• **What is asked**: Where a line holds the string "icon", return that line.

Saved data entries
# # # #

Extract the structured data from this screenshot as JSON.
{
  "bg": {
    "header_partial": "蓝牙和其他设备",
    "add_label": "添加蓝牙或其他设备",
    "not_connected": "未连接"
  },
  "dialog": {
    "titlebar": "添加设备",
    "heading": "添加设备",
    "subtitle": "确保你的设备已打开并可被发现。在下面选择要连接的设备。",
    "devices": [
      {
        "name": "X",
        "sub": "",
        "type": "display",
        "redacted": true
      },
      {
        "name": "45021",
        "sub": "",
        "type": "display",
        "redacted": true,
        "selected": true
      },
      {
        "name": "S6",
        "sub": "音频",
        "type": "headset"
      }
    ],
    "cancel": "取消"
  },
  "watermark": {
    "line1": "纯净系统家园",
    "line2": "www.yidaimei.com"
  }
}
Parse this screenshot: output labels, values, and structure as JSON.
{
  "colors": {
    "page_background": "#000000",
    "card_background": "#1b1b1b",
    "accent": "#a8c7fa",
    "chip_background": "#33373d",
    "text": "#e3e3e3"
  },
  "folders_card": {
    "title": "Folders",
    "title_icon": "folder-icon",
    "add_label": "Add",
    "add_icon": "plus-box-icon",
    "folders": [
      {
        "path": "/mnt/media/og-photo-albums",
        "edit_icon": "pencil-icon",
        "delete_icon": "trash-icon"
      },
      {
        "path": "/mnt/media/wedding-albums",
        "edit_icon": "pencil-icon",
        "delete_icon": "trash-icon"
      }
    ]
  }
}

# # # #

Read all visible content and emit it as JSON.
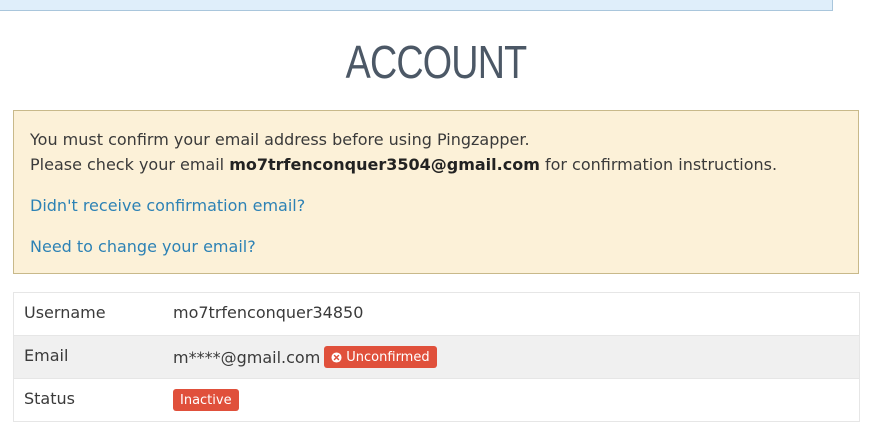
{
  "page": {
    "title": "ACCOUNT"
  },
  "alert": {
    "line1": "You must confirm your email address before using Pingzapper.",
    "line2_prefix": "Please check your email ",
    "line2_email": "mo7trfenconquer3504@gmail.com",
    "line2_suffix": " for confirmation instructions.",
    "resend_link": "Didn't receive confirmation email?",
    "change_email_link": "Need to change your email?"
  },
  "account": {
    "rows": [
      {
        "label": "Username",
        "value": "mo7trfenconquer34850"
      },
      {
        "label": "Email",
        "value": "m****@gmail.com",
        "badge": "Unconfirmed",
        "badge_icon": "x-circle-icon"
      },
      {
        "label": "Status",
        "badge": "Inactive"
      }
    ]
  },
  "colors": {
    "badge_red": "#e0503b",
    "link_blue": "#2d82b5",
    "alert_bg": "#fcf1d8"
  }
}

# # # #

• **Response for this exercise**:
    "title_icon": "folder-icon",
    "add_icon": "plus-box-icon",
        "edit_icon": "pencil-icon",
        "delete_icon": "trash-icon"
        "edit_icon": "pencil-icon",
        "delete_icon": "trash-icon"
        "badge_icon": "x-circle-icon"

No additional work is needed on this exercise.